TO DO - Will you output all of the data below exactly, omitting the images?

* BEGIN THE RECORDS *

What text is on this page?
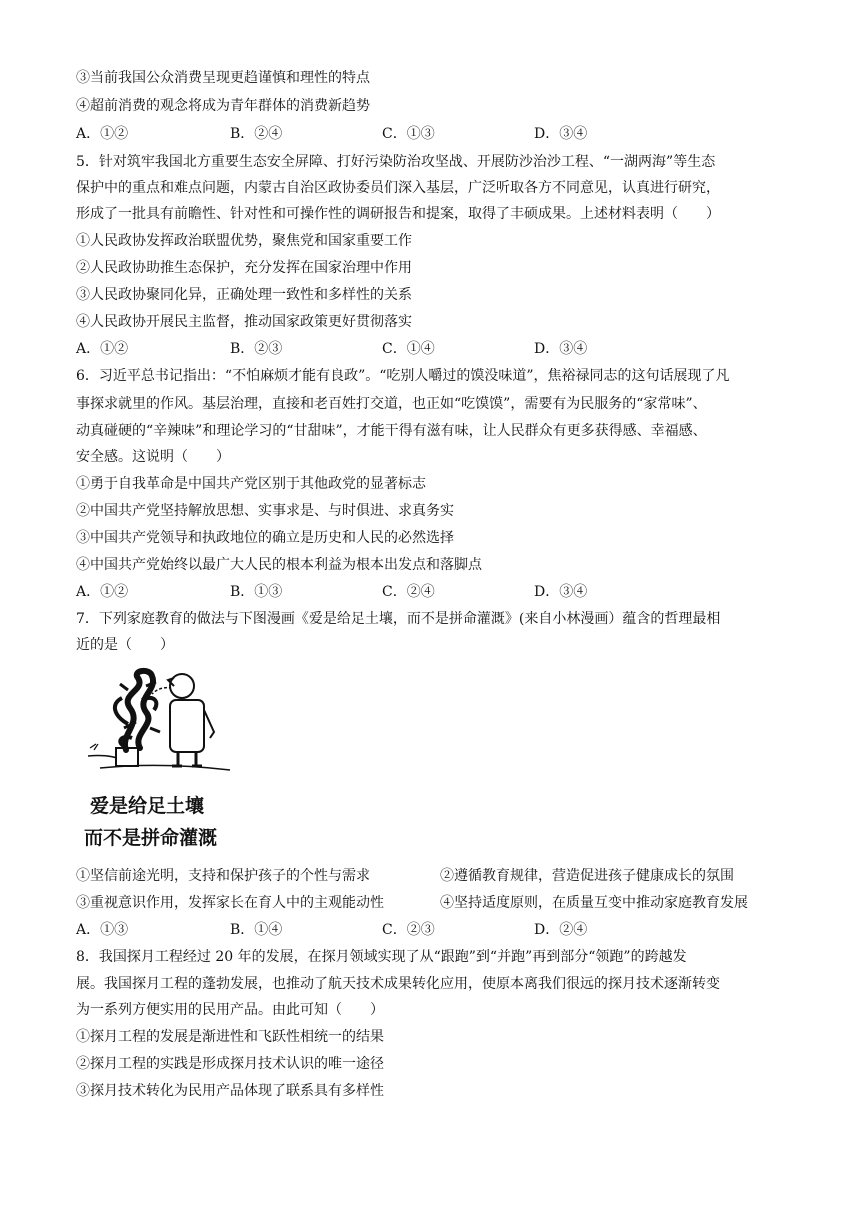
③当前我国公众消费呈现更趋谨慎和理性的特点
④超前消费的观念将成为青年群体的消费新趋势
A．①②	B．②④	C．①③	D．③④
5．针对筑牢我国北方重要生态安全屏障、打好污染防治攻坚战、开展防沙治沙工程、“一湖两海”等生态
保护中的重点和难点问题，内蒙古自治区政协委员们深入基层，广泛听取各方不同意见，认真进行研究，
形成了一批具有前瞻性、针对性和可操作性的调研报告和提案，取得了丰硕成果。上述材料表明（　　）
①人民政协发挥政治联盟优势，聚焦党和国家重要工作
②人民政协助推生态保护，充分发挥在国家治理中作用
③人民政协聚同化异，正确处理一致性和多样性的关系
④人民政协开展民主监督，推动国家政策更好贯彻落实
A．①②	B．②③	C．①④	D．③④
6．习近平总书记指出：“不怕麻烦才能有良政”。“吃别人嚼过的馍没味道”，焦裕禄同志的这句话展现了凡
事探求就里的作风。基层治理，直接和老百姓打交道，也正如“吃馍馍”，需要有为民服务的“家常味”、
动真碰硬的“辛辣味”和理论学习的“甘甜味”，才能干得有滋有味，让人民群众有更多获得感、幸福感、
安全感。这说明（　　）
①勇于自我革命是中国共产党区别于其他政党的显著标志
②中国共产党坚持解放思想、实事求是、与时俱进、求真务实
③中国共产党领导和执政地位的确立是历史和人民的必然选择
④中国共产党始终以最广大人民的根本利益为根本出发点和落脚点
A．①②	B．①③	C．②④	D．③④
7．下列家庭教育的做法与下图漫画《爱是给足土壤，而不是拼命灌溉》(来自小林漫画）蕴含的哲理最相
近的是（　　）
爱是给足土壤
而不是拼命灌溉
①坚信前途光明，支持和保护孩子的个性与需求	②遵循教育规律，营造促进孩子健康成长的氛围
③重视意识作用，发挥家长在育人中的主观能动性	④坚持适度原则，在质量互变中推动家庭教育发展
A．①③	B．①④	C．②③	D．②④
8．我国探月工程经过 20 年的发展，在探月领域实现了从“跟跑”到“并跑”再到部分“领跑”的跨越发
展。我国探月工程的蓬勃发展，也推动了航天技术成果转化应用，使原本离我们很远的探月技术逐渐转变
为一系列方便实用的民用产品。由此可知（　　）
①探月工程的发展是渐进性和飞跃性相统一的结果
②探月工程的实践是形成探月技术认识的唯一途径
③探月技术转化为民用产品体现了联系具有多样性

* END THE RECORDS *

RESPONSE FOR THIS EXERCISE -
What text is on this page?
③当前我国公众消费呈现更趋谨慎和理性的特点
④超前消费的观念将成为青年群体的消费新趋势
A．①②	B．②④	C．①③	D．③④
5．针对筑牢我国北方重要生态安全屏障、打好污染防治攻坚战、开展防沙治沙工程、“一湖两海”等生态
保护中的重点和难点问题，内蒙古自治区政协委员们深入基层，广泛听取各方不同意见，认真进行研究，
形成了一批具有前瞻性、针对性和可操作性的调研报告和提案，取得了丰硕成果。上述材料表明（　　）
①人民政协发挥政治联盟优势，聚焦党和国家重要工作
②人民政协助推生态保护，充分发挥在国家治理中作用
③人民政协聚同化异，正确处理一致性和多样性的关系
④人民政协开展民主监督，推动国家政策更好贯彻落实
A．①②	B．②③	C．①④	D．③④
6．习近平总书记指出：“不怕麻烦才能有良政”。“吃别人嚼过的馍没味道”，焦裕禄同志的这句话展现了凡
事探求就里的作风。基层治理，直接和老百姓打交道，也正如“吃馍馍”，需要有为民服务的“家常味”、
动真碰硬的“辛辣味”和理论学习的“甘甜味”，才能干得有滋有味，让人民群众有更多获得感、幸福感、
安全感。这说明（　　）
①勇于自我革命是中国共产党区别于其他政党的显著标志
②中国共产党坚持解放思想、实事求是、与时俱进、求真务实
③中国共产党领导和执政地位的确立是历史和人民的必然选择
④中国共产党始终以最广大人民的根本利益为根本出发点和落脚点
A．①②	B．①③	C．②④	D．③④
7．下列家庭教育的做法与下图漫画《爱是给足土壤，而不是拼命灌溉》(来自小林漫画）蕴含的哲理最相
近的是（　　）
爱是给足土壤
而不是拼命灌溉
①坚信前途光明，支持和保护孩子的个性与需求	②遵循教育规律，营造促进孩子健康成长的氛围
③重视意识作用，发挥家长在育人中的主观能动性	④坚持适度原则，在质量互变中推动家庭教育发展
A．①③	B．①④	C．②③	D．②④
8．我国探月工程经过 20 年的发展，在探月领域实现了从“跟跑”到“并跑”再到部分“领跑”的跨越发
展。我国探月工程的蓬勃发展，也推动了航天技术成果转化应用，使原本离我们很远的探月技术逐渐转变
为一系列方便实用的民用产品。由此可知（　　）
①探月工程的发展是渐进性和飞跃性相统一的结果
②探月工程的实践是形成探月技术认识的唯一途径
③探月技术转化为民用产品体现了联系具有多样性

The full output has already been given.